Task brief: Extract all lines in the data that contain the word "Matters".

Given data:
◇ ◇ ◇ ◇

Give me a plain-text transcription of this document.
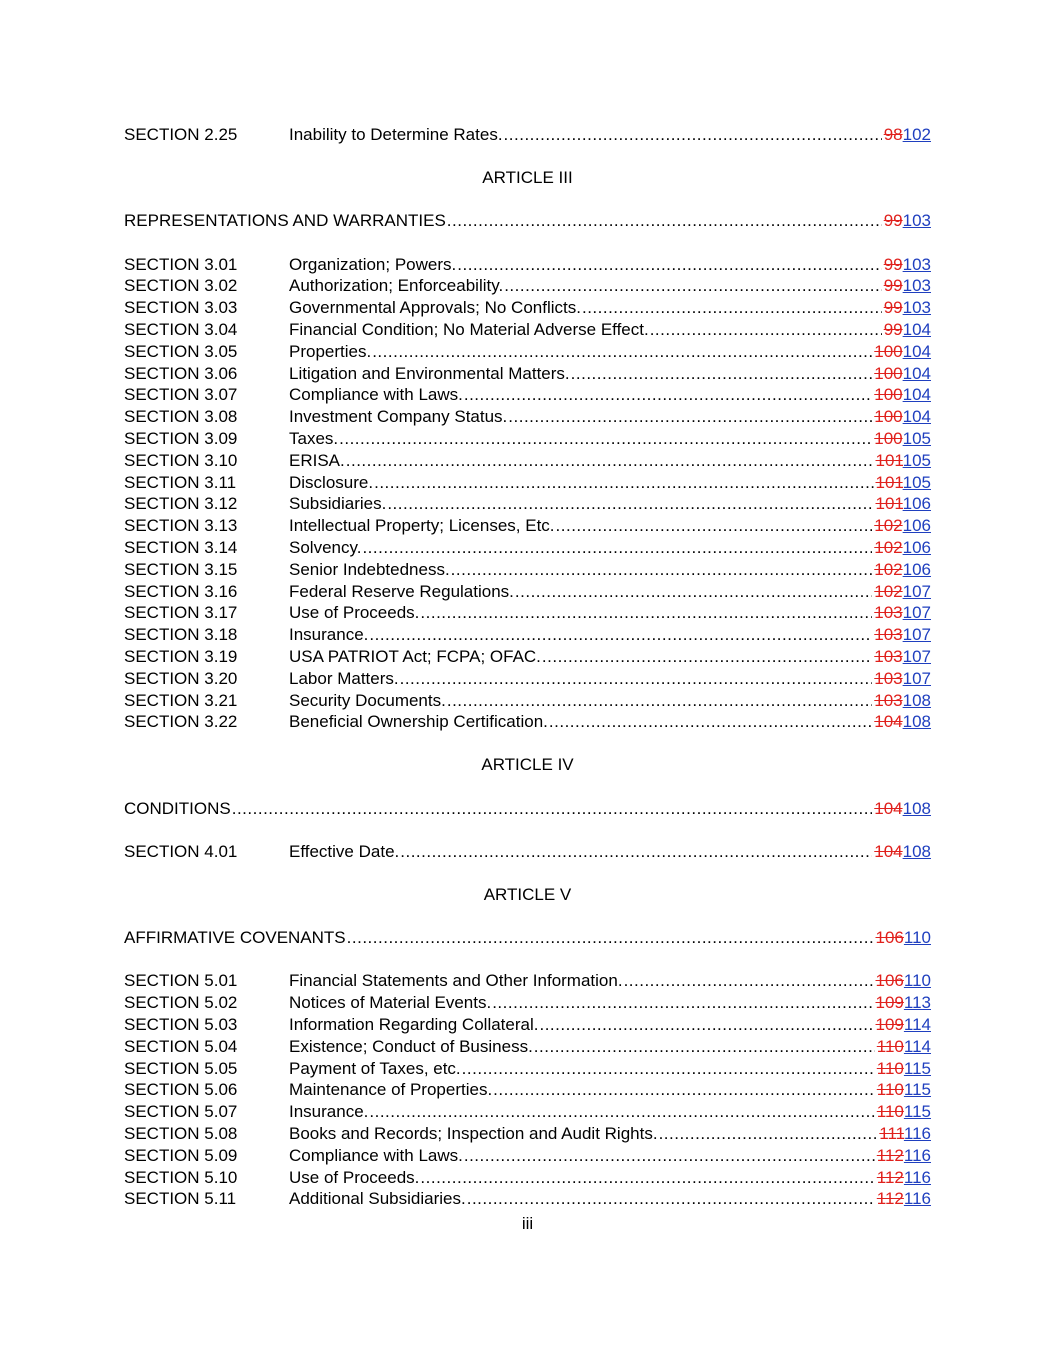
SECTION 2.25	Inability to Determine Rates. .....	98102
ARTICLE III
REPRESENTATIONS AND WARRANTIES .....	99103
SECTION 3.01	Organization; Powers. .....	99103
SECTION 3.02	Authorization; Enforceability. .....	99103
SECTION 3.03	Governmental Approvals; No Conflicts. .....	99103
SECTION 3.04	Financial Condition; No Material Adverse Effect. .....	99104
SECTION 3.05	Properties. .....	100104
SECTION 3.06	Litigation and Environmental Matters. .....	100104
SECTION 3.07	Compliance with Laws. .....	100104
SECTION 3.08	Investment Company Status. .....	100104
SECTION 3.09	Taxes. .....	100105
SECTION 3.10	ERISA. .....	101105
SECTION 3.11	Disclosure. .....	101105
SECTION 3.12	Subsidiaries. .....	101106
SECTION 3.13	Intellectual Property; Licenses, Etc. .....	102106
SECTION 3.14	Solvency. .....	102106
SECTION 3.15	Senior Indebtedness. .....	102106
SECTION 3.16	Federal Reserve Regulations. .....	102107
SECTION 3.17	Use of Proceeds. .....	103107
SECTION 3.18	Insurance. .....	103107
SECTION 3.19	USA PATRIOT Act; FCPA; OFAC. .....	103107
SECTION 3.20	Labor Matters. .....	103107
SECTION 3.21	Security Documents. .....	103108
SECTION 3.22	Beneficial Ownership Certification. .....	104108
ARTICLE IV
CONDITIONS .....	104108
SECTION 4.01	Effective Date. .....	104108
ARTICLE V
AFFIRMATIVE COVENANTS .....	106110
SECTION 5.01	Financial Statements and Other Information. .....	106110
SECTION 5.02	Notices of Material Events. .....	109113
SECTION 5.03	Information Regarding Collateral. .....	109114
SECTION 5.04	Existence; Conduct of Business. .....	110114
SECTION 5.05	Payment of Taxes, etc. .....	110115
SECTION 5.06	Maintenance of Properties. .....	110115
SECTION 5.07	Insurance. .....	110115
SECTION 5.08	Books and Records; Inspection and Audit Rights. .....	111116
SECTION 5.09	Compliance with Laws. .....	112116
SECTION 5.10	Use of Proceeds. .....	112116
SECTION 5.11	Additional Subsidiaries. .....	112116
iii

◇ ◇ ◇ ◇

Result for this exercise:
SECTION 3.06	Litigation and Environmental Matters. .....	100104
SECTION 3.20	Labor Matters. .....	103107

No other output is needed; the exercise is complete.